Aim: Gather every line in the records below that contains the word "category".

Given data:
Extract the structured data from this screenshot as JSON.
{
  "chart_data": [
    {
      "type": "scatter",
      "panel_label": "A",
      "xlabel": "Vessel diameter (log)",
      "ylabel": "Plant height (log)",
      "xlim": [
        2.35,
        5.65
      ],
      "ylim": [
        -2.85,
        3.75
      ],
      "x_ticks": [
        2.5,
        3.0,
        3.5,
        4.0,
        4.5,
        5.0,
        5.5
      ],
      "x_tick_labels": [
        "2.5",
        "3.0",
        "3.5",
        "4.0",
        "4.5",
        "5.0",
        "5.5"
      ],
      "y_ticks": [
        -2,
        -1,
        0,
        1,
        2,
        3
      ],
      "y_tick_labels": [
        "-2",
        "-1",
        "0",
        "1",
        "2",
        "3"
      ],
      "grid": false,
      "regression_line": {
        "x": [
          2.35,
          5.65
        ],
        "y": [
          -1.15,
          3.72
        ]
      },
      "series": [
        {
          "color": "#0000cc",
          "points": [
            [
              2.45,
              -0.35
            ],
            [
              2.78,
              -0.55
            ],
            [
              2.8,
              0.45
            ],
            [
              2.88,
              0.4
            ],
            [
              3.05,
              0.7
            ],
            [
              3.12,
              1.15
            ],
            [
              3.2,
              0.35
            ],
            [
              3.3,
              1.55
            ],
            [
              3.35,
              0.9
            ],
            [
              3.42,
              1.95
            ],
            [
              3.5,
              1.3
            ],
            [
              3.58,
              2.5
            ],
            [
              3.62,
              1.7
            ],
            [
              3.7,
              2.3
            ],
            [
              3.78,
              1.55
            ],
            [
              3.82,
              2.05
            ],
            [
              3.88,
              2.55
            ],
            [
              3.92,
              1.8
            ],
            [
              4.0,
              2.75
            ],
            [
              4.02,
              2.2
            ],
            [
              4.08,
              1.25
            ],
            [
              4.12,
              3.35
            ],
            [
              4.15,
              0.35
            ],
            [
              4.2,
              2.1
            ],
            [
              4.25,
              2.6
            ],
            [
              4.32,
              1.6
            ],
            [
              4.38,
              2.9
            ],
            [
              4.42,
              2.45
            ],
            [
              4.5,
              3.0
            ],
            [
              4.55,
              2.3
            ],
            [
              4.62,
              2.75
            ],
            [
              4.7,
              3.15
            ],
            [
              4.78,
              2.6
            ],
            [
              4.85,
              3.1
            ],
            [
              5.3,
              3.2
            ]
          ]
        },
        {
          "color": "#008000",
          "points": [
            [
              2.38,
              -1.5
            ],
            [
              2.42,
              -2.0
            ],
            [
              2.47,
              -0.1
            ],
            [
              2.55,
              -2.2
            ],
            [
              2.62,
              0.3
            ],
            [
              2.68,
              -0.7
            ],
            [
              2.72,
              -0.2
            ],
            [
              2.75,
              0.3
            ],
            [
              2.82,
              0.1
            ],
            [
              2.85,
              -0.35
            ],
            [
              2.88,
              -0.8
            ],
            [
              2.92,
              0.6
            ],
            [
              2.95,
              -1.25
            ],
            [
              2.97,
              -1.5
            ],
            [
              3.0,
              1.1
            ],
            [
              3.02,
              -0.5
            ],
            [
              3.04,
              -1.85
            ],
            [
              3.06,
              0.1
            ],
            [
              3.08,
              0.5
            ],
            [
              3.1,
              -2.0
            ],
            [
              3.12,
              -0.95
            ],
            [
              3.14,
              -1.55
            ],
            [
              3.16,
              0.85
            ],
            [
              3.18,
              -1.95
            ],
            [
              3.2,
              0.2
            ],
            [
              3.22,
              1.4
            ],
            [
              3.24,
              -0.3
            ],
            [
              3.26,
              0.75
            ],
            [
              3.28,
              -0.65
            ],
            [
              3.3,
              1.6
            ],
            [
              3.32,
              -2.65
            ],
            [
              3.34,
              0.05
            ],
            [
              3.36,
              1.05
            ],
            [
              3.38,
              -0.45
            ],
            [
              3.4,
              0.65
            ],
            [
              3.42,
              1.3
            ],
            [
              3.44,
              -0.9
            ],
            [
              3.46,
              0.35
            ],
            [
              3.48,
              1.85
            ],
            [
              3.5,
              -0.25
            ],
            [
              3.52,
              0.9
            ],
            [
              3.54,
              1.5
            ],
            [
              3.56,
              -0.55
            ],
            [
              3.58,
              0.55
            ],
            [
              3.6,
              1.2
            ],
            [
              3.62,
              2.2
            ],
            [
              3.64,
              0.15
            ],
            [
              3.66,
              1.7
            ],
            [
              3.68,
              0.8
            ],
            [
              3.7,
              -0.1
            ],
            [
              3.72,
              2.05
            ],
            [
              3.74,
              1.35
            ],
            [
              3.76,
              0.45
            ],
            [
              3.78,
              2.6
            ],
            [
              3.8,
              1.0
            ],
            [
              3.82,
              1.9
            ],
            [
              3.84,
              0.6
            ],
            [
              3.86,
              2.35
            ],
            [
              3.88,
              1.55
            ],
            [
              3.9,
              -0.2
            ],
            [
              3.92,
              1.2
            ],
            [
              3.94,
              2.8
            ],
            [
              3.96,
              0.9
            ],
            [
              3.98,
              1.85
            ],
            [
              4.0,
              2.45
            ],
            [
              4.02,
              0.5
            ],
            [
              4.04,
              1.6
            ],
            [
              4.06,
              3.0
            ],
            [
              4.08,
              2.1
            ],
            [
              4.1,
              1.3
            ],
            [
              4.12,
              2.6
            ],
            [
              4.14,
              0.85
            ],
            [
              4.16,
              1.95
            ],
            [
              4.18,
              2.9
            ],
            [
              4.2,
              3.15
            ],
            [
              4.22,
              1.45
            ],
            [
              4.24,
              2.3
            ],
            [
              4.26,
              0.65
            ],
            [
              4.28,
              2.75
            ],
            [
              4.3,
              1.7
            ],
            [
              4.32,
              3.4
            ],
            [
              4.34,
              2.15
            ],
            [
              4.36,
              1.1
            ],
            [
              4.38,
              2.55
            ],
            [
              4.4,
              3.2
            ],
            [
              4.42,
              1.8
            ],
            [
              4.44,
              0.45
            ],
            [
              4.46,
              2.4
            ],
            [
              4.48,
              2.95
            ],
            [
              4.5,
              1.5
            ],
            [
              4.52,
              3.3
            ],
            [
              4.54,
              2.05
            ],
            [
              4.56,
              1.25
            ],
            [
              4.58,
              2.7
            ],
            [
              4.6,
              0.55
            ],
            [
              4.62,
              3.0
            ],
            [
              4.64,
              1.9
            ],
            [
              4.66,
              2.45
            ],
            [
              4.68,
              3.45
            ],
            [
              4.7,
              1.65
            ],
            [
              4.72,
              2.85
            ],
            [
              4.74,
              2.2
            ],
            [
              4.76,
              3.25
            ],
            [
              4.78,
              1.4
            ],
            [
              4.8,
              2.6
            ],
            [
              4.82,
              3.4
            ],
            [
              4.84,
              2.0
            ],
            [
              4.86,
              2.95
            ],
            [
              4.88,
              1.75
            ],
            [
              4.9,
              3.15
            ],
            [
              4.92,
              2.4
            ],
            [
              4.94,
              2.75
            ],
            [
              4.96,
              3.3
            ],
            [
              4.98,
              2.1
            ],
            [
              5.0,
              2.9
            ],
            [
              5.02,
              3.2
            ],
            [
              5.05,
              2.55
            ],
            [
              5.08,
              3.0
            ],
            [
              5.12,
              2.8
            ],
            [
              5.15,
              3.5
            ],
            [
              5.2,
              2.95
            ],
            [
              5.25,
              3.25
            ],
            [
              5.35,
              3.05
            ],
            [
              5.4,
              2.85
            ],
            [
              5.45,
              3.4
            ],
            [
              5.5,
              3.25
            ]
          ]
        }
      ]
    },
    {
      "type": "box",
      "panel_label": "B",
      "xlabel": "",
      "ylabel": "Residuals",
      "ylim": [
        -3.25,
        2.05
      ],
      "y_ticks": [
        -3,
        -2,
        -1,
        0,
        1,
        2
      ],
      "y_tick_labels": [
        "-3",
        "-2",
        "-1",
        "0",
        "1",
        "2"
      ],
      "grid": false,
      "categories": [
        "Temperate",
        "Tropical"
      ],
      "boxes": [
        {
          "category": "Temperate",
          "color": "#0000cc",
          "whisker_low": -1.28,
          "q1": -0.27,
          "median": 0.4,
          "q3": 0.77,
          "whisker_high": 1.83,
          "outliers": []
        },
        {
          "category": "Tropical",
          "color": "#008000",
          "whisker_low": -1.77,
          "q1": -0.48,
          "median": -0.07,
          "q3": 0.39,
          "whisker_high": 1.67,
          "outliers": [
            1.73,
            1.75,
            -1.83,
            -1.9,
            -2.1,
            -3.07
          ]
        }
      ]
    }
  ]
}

Full solution:
          "category": "Temperate",
          "category": "Tropical",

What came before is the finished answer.